◆ **Exercise brief**
In the material below, find how many lines contain the string "title". Write only that number.

>>

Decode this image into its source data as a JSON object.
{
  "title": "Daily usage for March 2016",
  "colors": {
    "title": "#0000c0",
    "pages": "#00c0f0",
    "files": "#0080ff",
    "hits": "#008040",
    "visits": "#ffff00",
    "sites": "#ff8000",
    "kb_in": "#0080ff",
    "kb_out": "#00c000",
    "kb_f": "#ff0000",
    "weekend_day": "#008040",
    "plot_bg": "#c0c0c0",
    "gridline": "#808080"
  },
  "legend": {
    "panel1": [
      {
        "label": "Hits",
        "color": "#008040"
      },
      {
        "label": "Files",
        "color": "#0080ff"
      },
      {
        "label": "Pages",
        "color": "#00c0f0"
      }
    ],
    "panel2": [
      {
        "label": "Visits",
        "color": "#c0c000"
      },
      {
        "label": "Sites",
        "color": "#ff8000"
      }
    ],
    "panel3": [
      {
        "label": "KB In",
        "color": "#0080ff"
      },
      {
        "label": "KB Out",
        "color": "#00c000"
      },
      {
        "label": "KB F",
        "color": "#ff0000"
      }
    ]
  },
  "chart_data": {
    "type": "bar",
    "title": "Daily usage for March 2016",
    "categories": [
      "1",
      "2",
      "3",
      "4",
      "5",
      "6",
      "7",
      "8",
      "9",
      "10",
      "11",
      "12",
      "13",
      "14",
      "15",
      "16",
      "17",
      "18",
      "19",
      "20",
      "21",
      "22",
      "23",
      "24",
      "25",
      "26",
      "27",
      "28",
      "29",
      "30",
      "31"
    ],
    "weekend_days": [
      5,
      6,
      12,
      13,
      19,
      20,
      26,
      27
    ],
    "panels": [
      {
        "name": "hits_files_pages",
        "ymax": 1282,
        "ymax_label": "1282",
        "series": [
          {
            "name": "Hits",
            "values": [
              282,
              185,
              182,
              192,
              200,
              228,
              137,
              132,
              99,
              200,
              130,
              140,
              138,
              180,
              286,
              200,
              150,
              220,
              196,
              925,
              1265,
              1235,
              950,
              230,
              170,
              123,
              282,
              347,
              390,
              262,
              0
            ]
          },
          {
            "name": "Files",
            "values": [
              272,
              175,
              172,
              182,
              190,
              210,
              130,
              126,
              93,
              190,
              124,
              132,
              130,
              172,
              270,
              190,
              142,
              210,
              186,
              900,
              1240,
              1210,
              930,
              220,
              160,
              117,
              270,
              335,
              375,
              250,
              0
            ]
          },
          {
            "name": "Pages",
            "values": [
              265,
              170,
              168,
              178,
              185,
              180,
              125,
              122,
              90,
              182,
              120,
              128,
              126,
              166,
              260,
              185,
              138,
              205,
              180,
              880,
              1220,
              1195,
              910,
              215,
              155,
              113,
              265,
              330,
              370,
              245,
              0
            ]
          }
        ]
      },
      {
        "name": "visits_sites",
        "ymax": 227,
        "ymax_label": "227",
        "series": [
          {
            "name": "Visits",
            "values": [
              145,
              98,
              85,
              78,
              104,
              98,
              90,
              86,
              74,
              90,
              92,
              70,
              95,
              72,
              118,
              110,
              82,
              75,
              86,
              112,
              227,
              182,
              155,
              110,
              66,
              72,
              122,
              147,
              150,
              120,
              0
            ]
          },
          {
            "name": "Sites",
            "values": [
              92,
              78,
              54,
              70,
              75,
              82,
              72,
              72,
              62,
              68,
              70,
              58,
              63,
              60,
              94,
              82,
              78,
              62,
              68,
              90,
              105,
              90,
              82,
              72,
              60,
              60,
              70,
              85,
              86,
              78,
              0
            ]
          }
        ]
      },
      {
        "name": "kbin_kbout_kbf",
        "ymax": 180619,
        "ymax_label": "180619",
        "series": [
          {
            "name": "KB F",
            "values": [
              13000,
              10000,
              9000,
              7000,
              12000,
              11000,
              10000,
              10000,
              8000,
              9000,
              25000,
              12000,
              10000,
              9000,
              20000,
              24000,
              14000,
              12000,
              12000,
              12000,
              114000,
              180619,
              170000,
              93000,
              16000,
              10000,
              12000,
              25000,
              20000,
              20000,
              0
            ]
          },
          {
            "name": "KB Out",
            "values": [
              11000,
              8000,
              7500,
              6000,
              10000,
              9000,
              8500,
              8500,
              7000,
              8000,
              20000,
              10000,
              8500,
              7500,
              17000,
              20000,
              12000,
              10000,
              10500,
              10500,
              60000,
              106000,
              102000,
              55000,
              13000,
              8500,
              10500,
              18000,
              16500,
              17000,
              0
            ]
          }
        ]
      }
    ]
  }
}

<<

◆ **Exercise output**
3